(The exercise) Copy each line below exactly and leave the pictures out.

[Start Records shown]

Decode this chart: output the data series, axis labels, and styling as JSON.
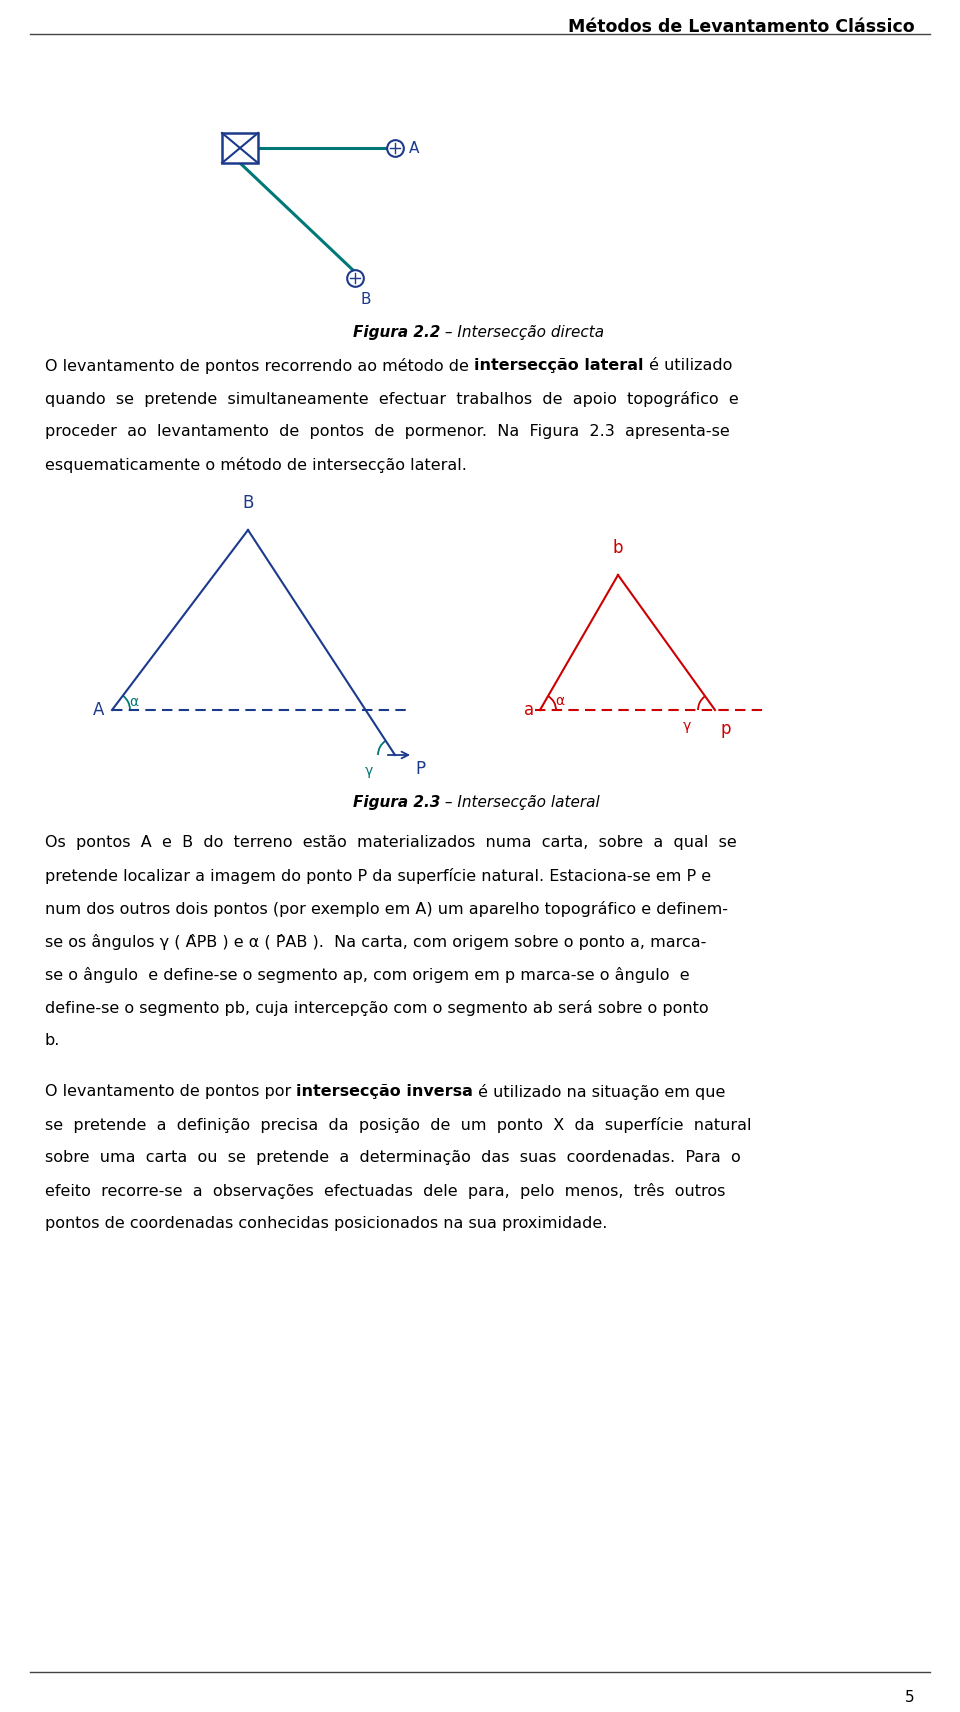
{
  "page_title": "Métodos de Levantamento Clássico",
  "page_number": "5",
  "fig22_caption_bold": "Figura 2.2",
  "fig22_caption_rest": " – Intersecção directa",
  "fig23_caption_bold": "Figura 2.3",
  "fig23_caption_rest": " – Intersecção lateral",
  "bg_color": "#ffffff",
  "text_color": "#000000",
  "dark_blue": "#1c3a8c",
  "teal_color": "#007070",
  "red_color": "#cc0000",
  "teal_green": "#007878",
  "p1_lines": [
    "O levantamento de pontos recorrendo ao método de {bold}intersecção lateral{/bold} é utilizado",
    "quando  se  pretende  simultaneamente  efectuar  trabalhos  de  apoio  topográfico  e",
    "proceder  ao  levantamento  de  pontos  de  pormenor.  Na  Figura  2.3  apresenta-se",
    "esquematicamente o método de intersecção lateral."
  ],
  "p2_lines": [
    "Os  pontos  A  e  B  do  terreno  estão  materializados  numa  carta,  sobre  a  qual  se",
    "pretende localizar a imagem do ponto P da superfície natural. Estaciona-se em P e",
    "num dos outros dois pontos (por exemplo em A) um aparelho topográfico e definem-",
    "se os ângulos γ ( ÂPB ) e α ( P̂AB ).  Na carta, com origem sobre o ponto a, marca-",
    "se o ângulo  e define-se o segmento ap, com origem em p marca-se o ângulo  e",
    "define-se o segmento pb, cuja intercepção com o segmento ab será sobre o ponto",
    "b."
  ],
  "p3_lines": [
    "O levantamento de pontos por {bold}intersecção inversa{/bold} é utilizado na situação em que",
    "se  pretende  a  definição  precisa  da  posição  de  um  ponto  X  da  superfície  natural",
    "sobre  uma  carta  ou  se  pretende  a  determinação  das  suas  coordenadas.  Para  o",
    "efeito  recorre-se  a  observações  efectuadas  dele  para,  pelo  menos,  três  outros",
    "pontos de coordenadas conhecidas posicionados na sua proximidade."
  ]
}
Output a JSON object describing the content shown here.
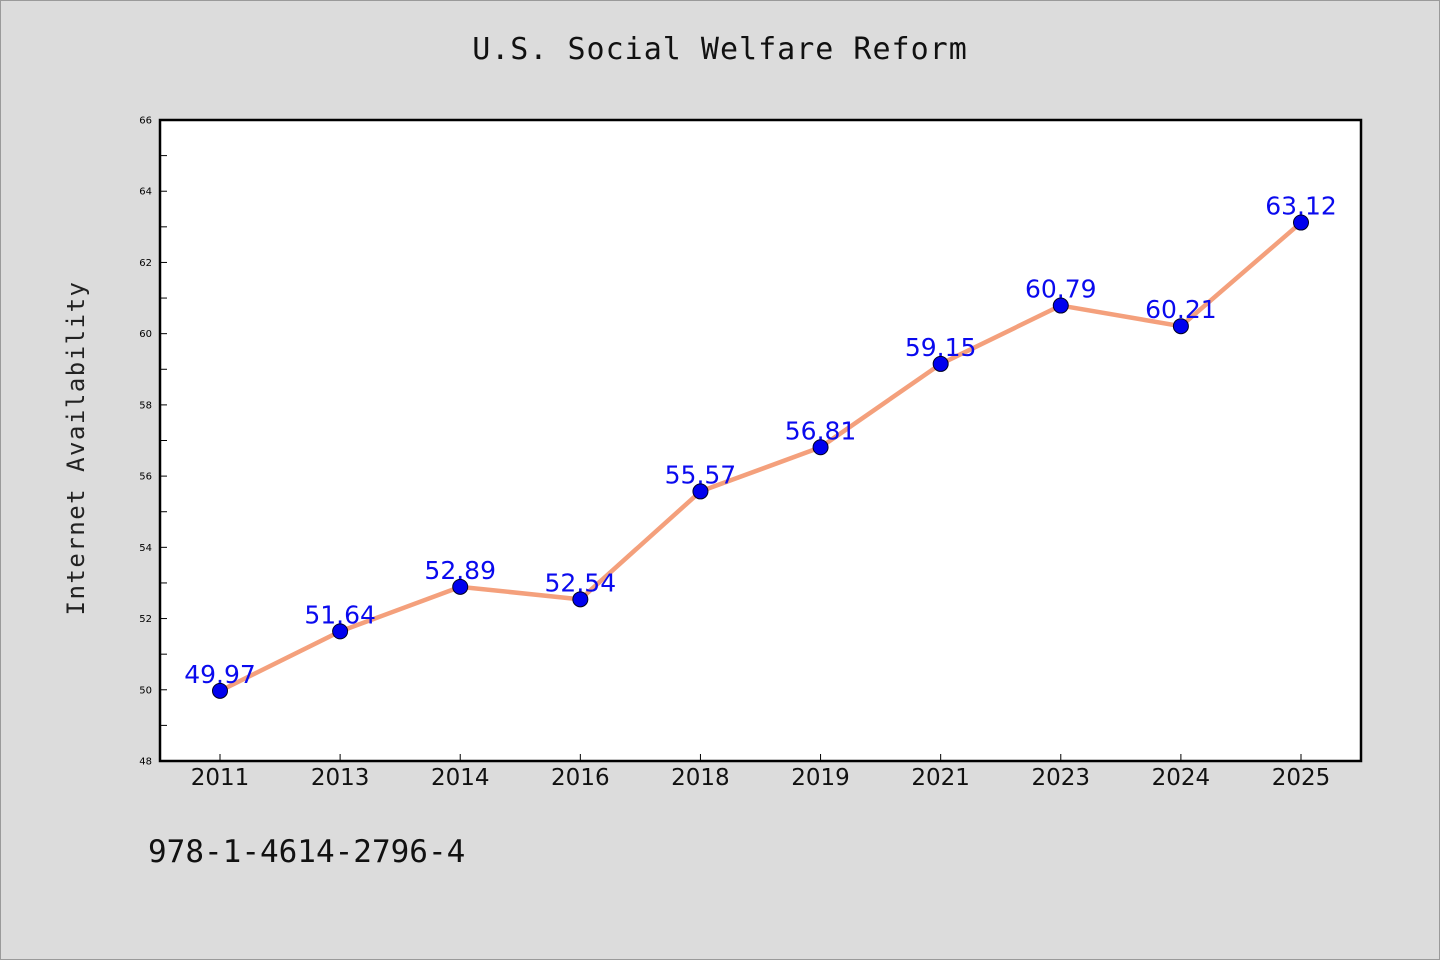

[End Records shown]

(Full output)
Decode this chart: output the data series, axis labels, and styling as JSON.
{
  "page_title": "Métodos de Levantamento Clássico",
  "page_number": "5",
  "fig22_caption_bold": "Figura 2.2",
  "fig22_caption_rest": " – Intersecção directa",
  "fig23_caption_bold": "Figura 2.3",
  "fig23_caption_rest": " – Intersecção lateral",
  "bg_color": "#ffffff",
  "text_color": "#000000",
  "dark_blue": "#1c3a8c",
  "teal_color": "#007070",
  "red_color": "#cc0000",
  "teal_green": "#007878",
  "p1_lines": [
    "O levantamento de pontos recorrendo ao método de {bold}intersecção lateral{/bold} é utilizado",
    "quando  se  pretende  simultaneamente  efectuar  trabalhos  de  apoio  topográfico  e",
    "proceder  ao  levantamento  de  pontos  de  pormenor.  Na  Figura  2.3  apresenta-se",
    "esquematicamente o método de intersecção lateral."
  ],
  "p2_lines": [
    "Os  pontos  A  e  B  do  terreno  estão  materializados  numa  carta,  sobre  a  qual  se",
    "pretende localizar a imagem do ponto P da superfície natural. Estaciona-se em P e",
    "num dos outros dois pontos (por exemplo em A) um aparelho topográfico e definem-",
    "se os ângulos γ ( ÂPB ) e α ( P̂AB ).  Na carta, com origem sobre o ponto a, marca-",
    "se o ângulo  e define-se o segmento ap, com origem em p marca-se o ângulo  e",
    "define-se o segmento pb, cuja intercepção com o segmento ab será sobre o ponto",
    "b."
  ],
  "p3_lines": [
    "O levantamento de pontos por {bold}intersecção inversa{/bold} é utilizado na situação em que",
    "se  pretende  a  definição  precisa  da  posição  de  um  ponto  X  da  superfície  natural",
    "sobre  uma  carta  ou  se  pretende  a  determinação  das  suas  coordenadas.  Para  o",
    "efeito  recorre-se  a  observações  efectuadas  dele  para,  pelo  menos,  três  outros",
    "pontos de coordenadas conhecidas posicionados na sua proximidade."
  ]
}
Output a JSON object describing the content shown here.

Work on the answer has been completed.